● **INSTRUCTIONS FOR THE TASK**
Work out how many lines of the listing hold the string "Cades", then answer with that number and nothing else.

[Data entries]
┄┄┄┄┄┄┄┄┄┄
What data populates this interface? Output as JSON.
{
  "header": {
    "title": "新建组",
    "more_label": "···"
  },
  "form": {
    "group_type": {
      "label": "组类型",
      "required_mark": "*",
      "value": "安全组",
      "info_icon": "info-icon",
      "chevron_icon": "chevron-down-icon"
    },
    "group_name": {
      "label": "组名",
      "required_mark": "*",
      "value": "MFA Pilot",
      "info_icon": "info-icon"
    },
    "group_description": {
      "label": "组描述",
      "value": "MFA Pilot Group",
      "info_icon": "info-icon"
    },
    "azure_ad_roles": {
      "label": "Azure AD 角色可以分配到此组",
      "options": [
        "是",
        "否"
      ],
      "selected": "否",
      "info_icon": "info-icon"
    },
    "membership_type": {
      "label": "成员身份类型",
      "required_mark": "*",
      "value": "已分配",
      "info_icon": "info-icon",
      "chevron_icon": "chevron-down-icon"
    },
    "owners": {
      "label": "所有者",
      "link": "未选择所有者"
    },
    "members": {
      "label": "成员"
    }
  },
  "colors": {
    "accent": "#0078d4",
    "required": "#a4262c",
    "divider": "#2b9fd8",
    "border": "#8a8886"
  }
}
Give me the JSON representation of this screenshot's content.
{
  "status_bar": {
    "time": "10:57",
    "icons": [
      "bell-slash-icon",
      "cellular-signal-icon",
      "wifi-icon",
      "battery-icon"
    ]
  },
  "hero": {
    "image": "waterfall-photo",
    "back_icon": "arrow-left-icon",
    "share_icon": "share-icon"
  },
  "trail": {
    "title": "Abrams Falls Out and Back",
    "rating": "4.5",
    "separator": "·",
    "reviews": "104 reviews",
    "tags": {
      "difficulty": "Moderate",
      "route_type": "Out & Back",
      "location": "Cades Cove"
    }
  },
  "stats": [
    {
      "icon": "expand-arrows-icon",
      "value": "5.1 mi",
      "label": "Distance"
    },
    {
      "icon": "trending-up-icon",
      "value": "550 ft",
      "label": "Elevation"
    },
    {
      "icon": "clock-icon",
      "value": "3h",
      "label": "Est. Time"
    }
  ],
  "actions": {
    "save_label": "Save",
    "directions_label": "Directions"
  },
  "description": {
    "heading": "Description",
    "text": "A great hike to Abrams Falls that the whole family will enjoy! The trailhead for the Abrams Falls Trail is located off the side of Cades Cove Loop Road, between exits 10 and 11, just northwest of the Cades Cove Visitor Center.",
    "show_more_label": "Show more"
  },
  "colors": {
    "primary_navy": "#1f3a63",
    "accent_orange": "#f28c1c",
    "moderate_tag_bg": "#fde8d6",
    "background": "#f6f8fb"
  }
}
┄┄┄┄┄┄┄┄┄┄
● **EXPECTED OUTPUT**
2